## [EXCERPT PROVIDED]
M. H.


LITERATURE OF THE DAY.

The Two Americas: An Account of Sport and Travel, with Notes on Men and Manners, in North and South America. By Major Sir Rose Lambart Price, Bart. Philadelphia: J. B. Lippincott & Co.

It would hardly be inferred from such a title that the duodecimo in large print which assumes to discuss the New World is occupied with the diary of a tour in a gunboat from Rio de Janeiro through Magellan's Straits and up the west coast of South America to San Diego, and thence by stage and railway to San Francisco, Salt Lake and Chicago. An exploration of this character could not be exhaustive, and the successors of the gallant major will find an abundance of matter left in the twin continents for much larger books with much smaller titles.

It must be said, in justice to the writer, that the pretentiousness of his book is only skin-deep. It "thunders in the index," but disappears after the front page. He makes no claim to profundity, and is satisfied to be an authority among Nimrods rather than with statesmen and philosophers. The rod and gun suit his hand better than the pen, and he takes not the least trouble to disguise the fact. Style is the very least of his cares: we should almost judge, indeed, that he likes to parade his contempt for it. The pronoun who he constantly applies to animals, from a sheep to a shellfish. Of the Uruguayan thistles he notes: "The abundance of this weed was quite surprising, and consisted chiefly of two kinds." The gentleman of color he invariably mentions as a nigger—a word as strange to ears polite in America, and perhaps as natural to them in England, as nasty. He plucks at Sir G. Wolseley's laurels won in "licking a few miserable niggers in Ashantee."

## [RECORD EXTRACTS]
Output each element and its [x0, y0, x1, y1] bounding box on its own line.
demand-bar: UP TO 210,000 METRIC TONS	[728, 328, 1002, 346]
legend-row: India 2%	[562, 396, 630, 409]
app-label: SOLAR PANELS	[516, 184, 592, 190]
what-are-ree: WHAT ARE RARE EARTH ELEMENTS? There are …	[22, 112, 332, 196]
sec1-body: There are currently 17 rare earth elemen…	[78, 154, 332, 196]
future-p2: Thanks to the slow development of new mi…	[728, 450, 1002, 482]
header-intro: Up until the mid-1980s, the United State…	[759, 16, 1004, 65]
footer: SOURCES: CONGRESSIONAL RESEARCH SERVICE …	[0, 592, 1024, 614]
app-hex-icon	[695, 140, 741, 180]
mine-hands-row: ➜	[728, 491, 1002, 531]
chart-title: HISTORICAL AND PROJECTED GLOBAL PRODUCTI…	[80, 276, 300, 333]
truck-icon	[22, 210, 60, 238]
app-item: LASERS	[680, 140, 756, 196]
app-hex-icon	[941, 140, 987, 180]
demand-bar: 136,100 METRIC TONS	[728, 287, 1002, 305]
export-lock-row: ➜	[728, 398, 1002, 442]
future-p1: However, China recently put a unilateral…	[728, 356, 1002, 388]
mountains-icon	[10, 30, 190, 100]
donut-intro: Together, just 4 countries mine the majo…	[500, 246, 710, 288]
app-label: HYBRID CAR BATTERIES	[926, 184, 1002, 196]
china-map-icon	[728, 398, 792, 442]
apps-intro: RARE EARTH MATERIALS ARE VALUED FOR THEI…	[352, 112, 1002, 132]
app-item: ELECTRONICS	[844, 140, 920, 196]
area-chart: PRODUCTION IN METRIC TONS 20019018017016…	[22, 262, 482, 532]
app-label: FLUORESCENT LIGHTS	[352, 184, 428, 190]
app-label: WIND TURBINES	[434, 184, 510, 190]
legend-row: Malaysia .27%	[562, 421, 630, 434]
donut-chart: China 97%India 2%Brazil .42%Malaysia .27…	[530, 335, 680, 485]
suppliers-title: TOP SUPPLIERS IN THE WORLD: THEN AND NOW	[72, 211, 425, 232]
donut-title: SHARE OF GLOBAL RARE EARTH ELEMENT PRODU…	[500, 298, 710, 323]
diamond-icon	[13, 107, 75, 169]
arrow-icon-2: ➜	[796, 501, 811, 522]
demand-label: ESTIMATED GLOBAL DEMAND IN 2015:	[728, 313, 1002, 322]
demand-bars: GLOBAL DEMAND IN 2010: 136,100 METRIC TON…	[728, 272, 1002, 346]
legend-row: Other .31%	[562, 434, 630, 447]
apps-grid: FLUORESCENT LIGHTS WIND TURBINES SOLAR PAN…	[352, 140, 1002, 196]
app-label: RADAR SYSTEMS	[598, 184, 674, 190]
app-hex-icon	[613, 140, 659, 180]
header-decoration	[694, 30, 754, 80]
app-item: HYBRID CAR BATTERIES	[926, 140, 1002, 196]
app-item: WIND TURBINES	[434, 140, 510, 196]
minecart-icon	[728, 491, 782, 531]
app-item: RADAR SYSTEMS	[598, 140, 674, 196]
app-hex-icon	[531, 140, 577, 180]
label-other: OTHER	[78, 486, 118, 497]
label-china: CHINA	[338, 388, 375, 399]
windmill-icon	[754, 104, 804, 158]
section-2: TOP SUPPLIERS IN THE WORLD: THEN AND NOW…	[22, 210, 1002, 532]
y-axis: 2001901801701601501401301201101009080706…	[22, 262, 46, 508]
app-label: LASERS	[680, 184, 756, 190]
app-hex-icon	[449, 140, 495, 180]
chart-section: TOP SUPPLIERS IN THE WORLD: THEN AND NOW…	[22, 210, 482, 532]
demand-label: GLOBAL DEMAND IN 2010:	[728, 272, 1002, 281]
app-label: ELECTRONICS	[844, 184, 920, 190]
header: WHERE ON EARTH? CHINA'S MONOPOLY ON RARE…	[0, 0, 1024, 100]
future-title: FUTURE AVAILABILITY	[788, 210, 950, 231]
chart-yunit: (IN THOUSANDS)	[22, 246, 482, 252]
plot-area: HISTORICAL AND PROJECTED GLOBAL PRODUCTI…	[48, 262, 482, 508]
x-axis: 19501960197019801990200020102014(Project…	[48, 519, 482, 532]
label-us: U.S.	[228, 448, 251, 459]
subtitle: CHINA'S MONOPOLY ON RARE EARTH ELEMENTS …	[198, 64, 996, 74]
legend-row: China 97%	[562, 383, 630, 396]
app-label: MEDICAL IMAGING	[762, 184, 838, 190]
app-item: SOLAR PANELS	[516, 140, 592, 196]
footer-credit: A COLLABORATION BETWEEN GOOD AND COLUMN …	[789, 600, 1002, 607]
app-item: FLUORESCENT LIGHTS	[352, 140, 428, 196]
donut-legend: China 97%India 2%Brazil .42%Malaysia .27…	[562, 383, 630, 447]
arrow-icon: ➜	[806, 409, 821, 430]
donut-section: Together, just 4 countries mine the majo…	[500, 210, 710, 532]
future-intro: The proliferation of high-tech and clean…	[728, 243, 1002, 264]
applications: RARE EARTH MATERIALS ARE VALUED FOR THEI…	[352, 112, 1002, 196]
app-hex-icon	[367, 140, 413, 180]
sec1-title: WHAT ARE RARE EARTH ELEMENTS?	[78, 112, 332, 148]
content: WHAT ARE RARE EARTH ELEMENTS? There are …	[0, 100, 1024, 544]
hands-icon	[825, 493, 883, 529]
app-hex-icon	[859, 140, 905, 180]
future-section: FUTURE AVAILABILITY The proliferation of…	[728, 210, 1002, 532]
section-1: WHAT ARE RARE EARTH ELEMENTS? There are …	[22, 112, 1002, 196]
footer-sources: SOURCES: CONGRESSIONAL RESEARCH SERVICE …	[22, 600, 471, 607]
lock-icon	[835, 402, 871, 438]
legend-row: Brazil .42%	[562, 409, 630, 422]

## [TASKS FOR THIS EXERCISE]
(a) Which cities does the book review name along the route of the major's tour?
(b) From the book review, print the part that opens with the words containing "It would hardly" and closes with "much smaller titles.".

## [PER-TASK OUTPUTS]
(a) Rio de Janeiro, San Diego, San Francisco, Salt Lake, Chicago

(b)
It would hardly be inferred from such a title that the duodecimo in large print which assumes to discuss the New World is occupied with the diary of a tour in a gunboat from Rio de Janeiro through Magellan's Straits and up the west coast of South America to San Diego, and thence by stage and railway to San Francisco, Salt Lake and Chicago. An exploration of this character could not be exhaustive, and the successors of the gallant major will find an abundance of matter left in the twin continents for much larger books with much smaller titles.